* **GIVEN REQUEST**:
Give an exact copy of every line, leaving images out.

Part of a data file
□ □ □
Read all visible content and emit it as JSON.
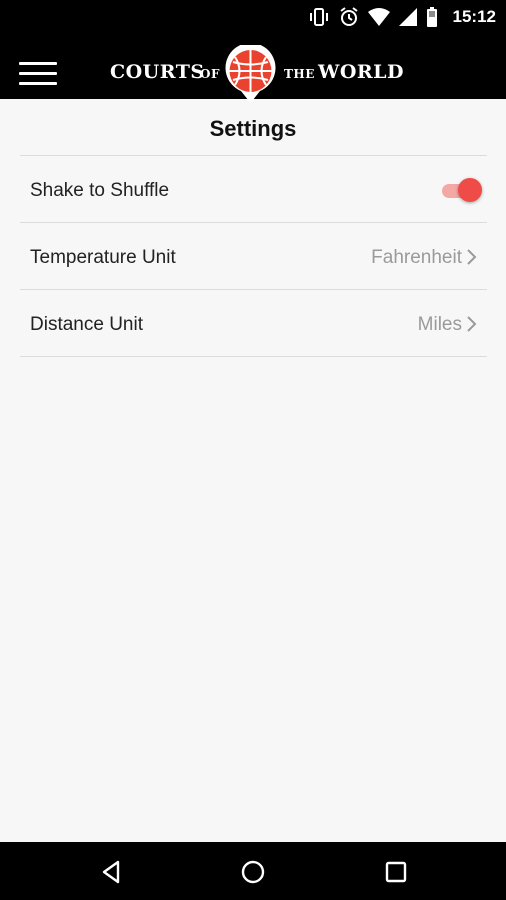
{
  "status_bar": {
    "time": "15:12",
    "icons": [
      "vibrate-icon",
      "alarm-icon",
      "wifi-icon",
      "cell-signal-icon",
      "battery-icon"
    ]
  },
  "app_bar": {
    "brand_left": "COURTS",
    "brand_of": "OF",
    "brand_the": "THE",
    "brand_right": "WORLD",
    "logo_icon": "basketball-globe-icon",
    "menu_icon": "hamburger-menu-icon",
    "logo_color": "#e9432f"
  },
  "page": {
    "title": "Settings"
  },
  "settings": {
    "shake": {
      "label": "Shake to Shuffle",
      "enabled": true
    },
    "temperature": {
      "label": "Temperature Unit",
      "value": "Fahrenheit"
    },
    "distance": {
      "label": "Distance Unit",
      "value": "Miles"
    }
  },
  "colors": {
    "accent": "#ef4b47",
    "accent_track": "#f4a8a5",
    "muted_text": "#9a9a9a",
    "divider": "#dcdcdc"
  },
  "nav_bar": {
    "icons": [
      "back-icon",
      "home-icon",
      "recents-icon"
    ]
  }
}
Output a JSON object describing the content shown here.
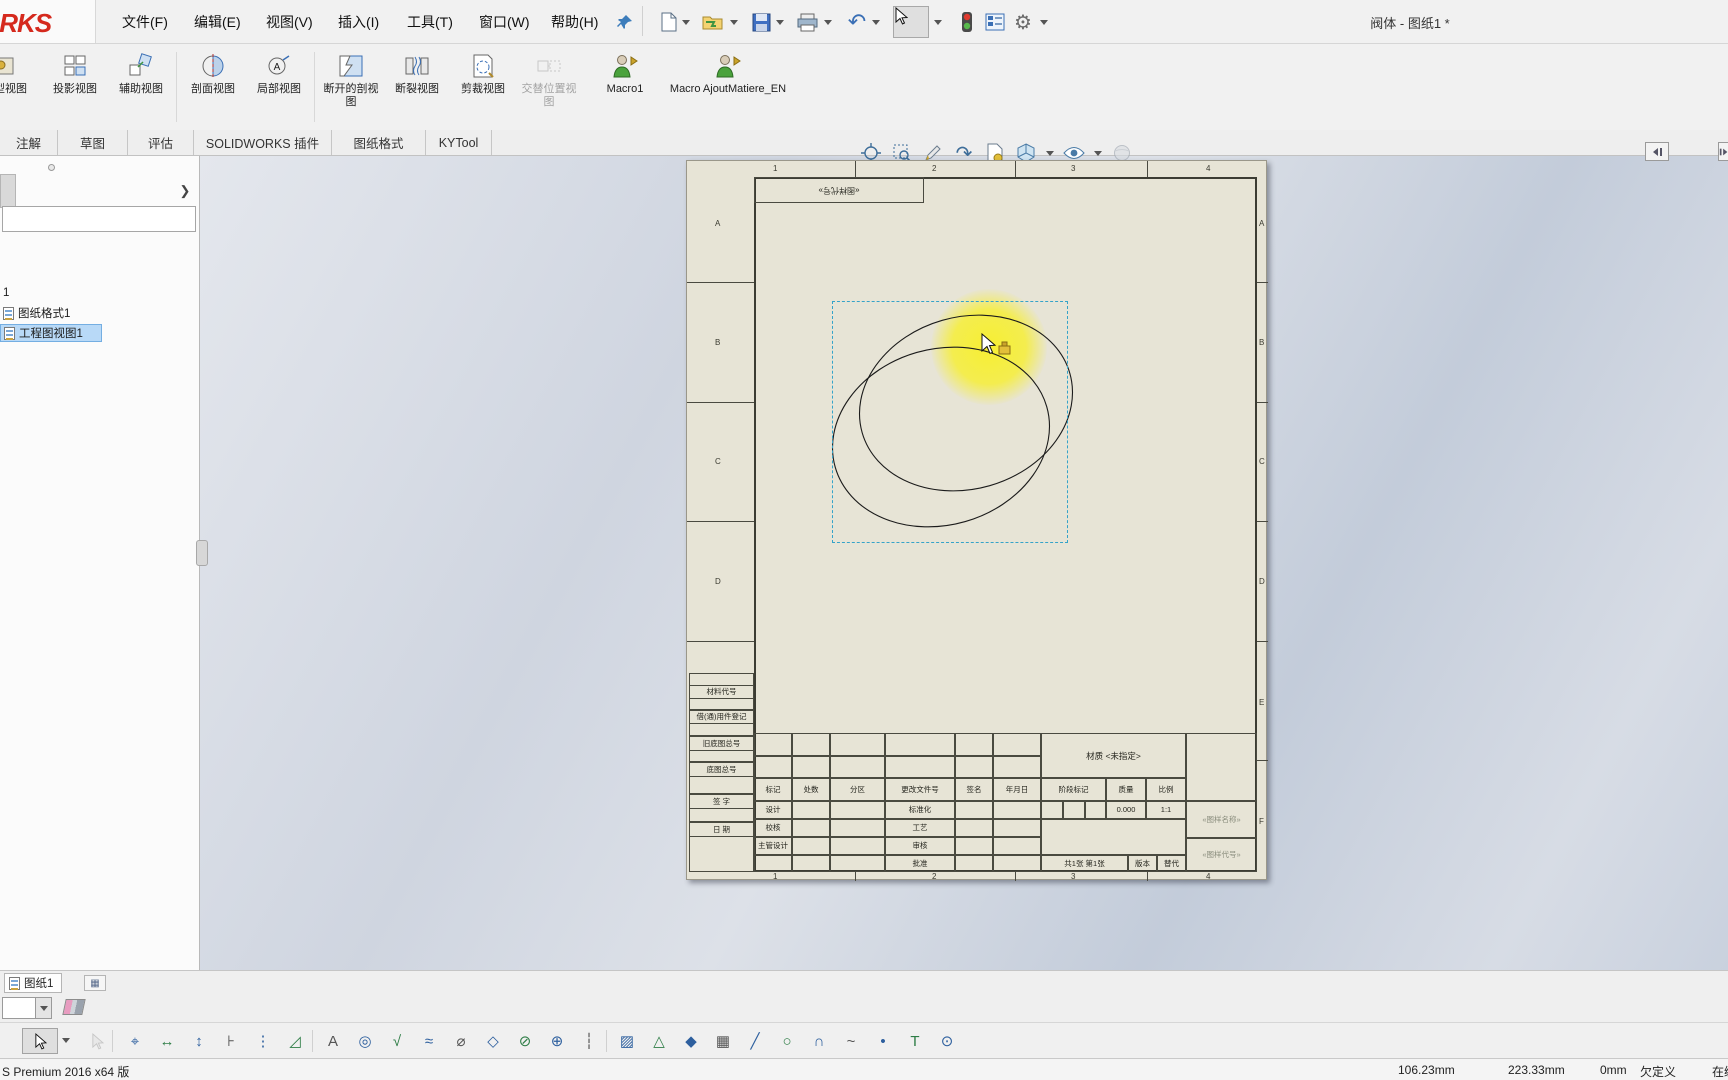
{
  "window": {
    "logo": "SOLIDWORKS",
    "title": "阀体 - 图纸1 *"
  },
  "menu": {
    "items": [
      "文件(F)",
      "编辑(E)",
      "视图(V)",
      "插入(I)",
      "工具(T)",
      "窗口(W)",
      "帮助(H)"
    ]
  },
  "command_manager": {
    "buttons": [
      "模型视图",
      "投影视图",
      "辅助视图",
      "剖面视图",
      "局部视图",
      "断开的剖视图",
      "断裂视图",
      "剪裁视图",
      "交替位置视图",
      "Macro1",
      "Macro AjoutMatiere_EN"
    ]
  },
  "tabs": {
    "items": [
      "注解",
      "草图",
      "评估",
      "SOLIDWORKS 插件",
      "图纸格式",
      "KYTool"
    ]
  },
  "feature_tree": {
    "root_partial": "1",
    "item_sheet_format": "图纸格式1",
    "item_drawing_view": "工程图视图1"
  },
  "sheet": {
    "note_top_left": "«图样代号»",
    "zones_h": [
      "1",
      "2",
      "3",
      "4"
    ],
    "zones_v": [
      "A",
      "B",
      "C",
      "D",
      "E",
      "F"
    ],
    "attached": [
      "材料代号",
      "借(通)用件登记",
      "旧底图总号",
      "底图总号",
      "签 字",
      "日 期"
    ],
    "revision_header": [
      "标记",
      "处数",
      "分区",
      "更改文件号",
      "签名",
      "年月日"
    ],
    "sign_rows": [
      [
        "设计",
        "标准化"
      ],
      [
        "校核",
        "工艺"
      ],
      [
        "主管设计",
        "审核"
      ],
      [
        "",
        "批准"
      ]
    ],
    "material": "材质 <未指定>",
    "stage_header": [
      "阶段标记",
      "质量",
      "比例"
    ],
    "mass": "0.000",
    "scale": "1:1",
    "sheet_count": "共1张 第1张",
    "version_label": "版本",
    "substitute_label": "替代",
    "name_placeholder": "«图样名称»",
    "code_placeholder": "«图样代号»"
  },
  "sheet_tabs": {
    "active": "图纸1"
  },
  "bottom_toolbar": {
    "icons": [
      {
        "name": "smart-dimension",
        "glyph": "⌖"
      },
      {
        "name": "horizontal-dimension",
        "glyph": "↔"
      },
      {
        "name": "vertical-dimension",
        "glyph": "↕"
      },
      {
        "name": "baseline-dimension",
        "glyph": "⊦"
      },
      {
        "name": "ordinate-dimension",
        "glyph": "⋮"
      },
      {
        "name": "chamfer-dimension",
        "glyph": "◿"
      },
      {
        "name": "note",
        "glyph": "A"
      },
      {
        "name": "balloon",
        "glyph": "◎"
      },
      {
        "name": "surface-finish",
        "glyph": "√"
      },
      {
        "name": "weld-symbol",
        "glyph": "≈"
      },
      {
        "name": "geometric-tolerance",
        "glyph": "⌀"
      },
      {
        "name": "datum-feature",
        "glyph": "◇"
      },
      {
        "name": "hole-callout",
        "glyph": "⊘"
      },
      {
        "name": "center-mark",
        "glyph": "⊕"
      },
      {
        "name": "centerline",
        "glyph": "┆"
      },
      {
        "name": "area-hatch",
        "glyph": "▨"
      },
      {
        "name": "revision-symbol",
        "glyph": "△"
      },
      {
        "name": "block",
        "glyph": "◆"
      },
      {
        "name": "table",
        "glyph": "▦"
      },
      {
        "name": "sketch-line",
        "glyph": "╱"
      },
      {
        "name": "sketch-circle",
        "glyph": "○"
      },
      {
        "name": "sketch-arc",
        "glyph": "∩"
      },
      {
        "name": "sketch-spline",
        "glyph": "~"
      },
      {
        "name": "sketch-point",
        "glyph": "•"
      },
      {
        "name": "sketch-text",
        "glyph": "T"
      },
      {
        "name": "magnifying-glass",
        "glyph": "⊙"
      }
    ]
  },
  "status_bar": {
    "left": "S Premium 2016 x64 版",
    "x": "106.23mm",
    "y": "223.33mm",
    "z": "0mm",
    "state": "欠定义",
    "editing": "在编辑"
  }
}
□ □ □
* **ANSWER TO THE PROBLEM**:
Read all visible content and emit it as JSON.
{
  "status_bar": {
    "time": "15:12",
    "icons": [
      "vibrate-icon",
      "alarm-icon",
      "wifi-icon",
      "cell-signal-icon",
      "battery-icon"
    ]
  },
  "app_bar": {
    "brand_left": "COURTS",
    "brand_of": "OF",
    "brand_the": "THE",
    "brand_right": "WORLD",
    "logo_icon": "basketball-globe-icon",
    "menu_icon": "hamburger-menu-icon",
    "logo_color": "#e9432f"
  },
  "page": {
    "title": "Settings"
  },
  "settings": {
    "shake": {
      "label": "Shake to Shuffle",
      "enabled": true
    },
    "temperature": {
      "label": "Temperature Unit",
      "value": "Fahrenheit"
    },
    "distance": {
      "label": "Distance Unit",
      "value": "Miles"
    }
  },
  "colors": {
    "accent": "#ef4b47",
    "accent_track": "#f4a8a5",
    "muted_text": "#9a9a9a",
    "divider": "#dcdcdc"
  },
  "nav_bar": {
    "icons": [
      "back-icon",
      "home-icon",
      "recents-icon"
    ]
  }
}
Output a JSON object describing the content shown here.
{
  "window": {
    "logo": "SOLIDWORKS",
    "title": "阀体 - 图纸1 *"
  },
  "menu": {
    "items": [
      "文件(F)",
      "编辑(E)",
      "视图(V)",
      "插入(I)",
      "工具(T)",
      "窗口(W)",
      "帮助(H)"
    ]
  },
  "command_manager": {
    "buttons": [
      "模型视图",
      "投影视图",
      "辅助视图",
      "剖面视图",
      "局部视图",
      "断开的剖视图",
      "断裂视图",
      "剪裁视图",
      "交替位置视图",
      "Macro1",
      "Macro AjoutMatiere_EN"
    ]
  },
  "tabs": {
    "items": [
      "注解",
      "草图",
      "评估",
      "SOLIDWORKS 插件",
      "图纸格式",
      "KYTool"
    ]
  },
  "feature_tree": {
    "root_partial": "1",
    "item_sheet_format": "图纸格式1",
    "item_drawing_view": "工程图视图1"
  },
  "sheet": {
    "note_top_left": "«图样代号»",
    "zones_h": [
      "1",
      "2",
      "3",
      "4"
    ],
    "zones_v": [
      "A",
      "B",
      "C",
      "D",
      "E",
      "F"
    ],
    "attached": [
      "材料代号",
      "借(通)用件登记",
      "旧底图总号",
      "底图总号",
      "签 字",
      "日 期"
    ],
    "revision_header": [
      "标记",
      "处数",
      "分区",
      "更改文件号",
      "签名",
      "年月日"
    ],
    "sign_rows": [
      [
        "设计",
        "标准化"
      ],
      [
        "校核",
        "工艺"
      ],
      [
        "主管设计",
        "审核"
      ],
      [
        "",
        "批准"
      ]
    ],
    "material": "材质 <未指定>",
    "stage_header": [
      "阶段标记",
      "质量",
      "比例"
    ],
    "mass": "0.000",
    "scale": "1:1",
    "sheet_count": "共1张 第1张",
    "version_label": "版本",
    "substitute_label": "替代",
    "name_placeholder": "«图样名称»",
    "code_placeholder": "«图样代号»"
  },
  "sheet_tabs": {
    "active": "图纸1"
  },
  "bottom_toolbar": {
    "icons": [
      {
        "name": "smart-dimension",
        "glyph": "⌖"
      },
      {
        "name": "horizontal-dimension",
        "glyph": "↔"
      },
      {
        "name": "vertical-dimension",
        "glyph": "↕"
      },
      {
        "name": "baseline-dimension",
        "glyph": "⊦"
      },
      {
        "name": "ordinate-dimension",
        "glyph": "⋮"
      },
      {
        "name": "chamfer-dimension",
        "glyph": "◿"
      },
      {
        "name": "note",
        "glyph": "A"
      },
      {
        "name": "balloon",
        "glyph": "◎"
      },
      {
        "name": "surface-finish",
        "glyph": "√"
      },
      {
        "name": "weld-symbol",
        "glyph": "≈"
      },
      {
        "name": "geometric-tolerance",
        "glyph": "⌀"
      },
      {
        "name": "datum-feature",
        "glyph": "◇"
      },
      {
        "name": "hole-callout",
        "glyph": "⊘"
      },
      {
        "name": "center-mark",
        "glyph": "⊕"
      },
      {
        "name": "centerline",
        "glyph": "┆"
      },
      {
        "name": "area-hatch",
        "glyph": "▨"
      },
      {
        "name": "revision-symbol",
        "glyph": "△"
      },
      {
        "name": "block",
        "glyph": "◆"
      },
      {
        "name": "table",
        "glyph": "▦"
      },
      {
        "name": "sketch-line",
        "glyph": "╱"
      },
      {
        "name": "sketch-circle",
        "glyph": "○"
      },
      {
        "name": "sketch-arc",
        "glyph": "∩"
      },
      {
        "name": "sketch-spline",
        "glyph": "~"
      },
      {
        "name": "sketch-point",
        "glyph": "•"
      },
      {
        "name": "sketch-text",
        "glyph": "T"
      },
      {
        "name": "magnifying-glass",
        "glyph": "⊙"
      }
    ]
  },
  "status_bar": {
    "left": "S Premium 2016 x64 版",
    "x": "106.23mm",
    "y": "223.33mm",
    "z": "0mm",
    "state": "欠定义",
    "editing": "在编辑"
  }
}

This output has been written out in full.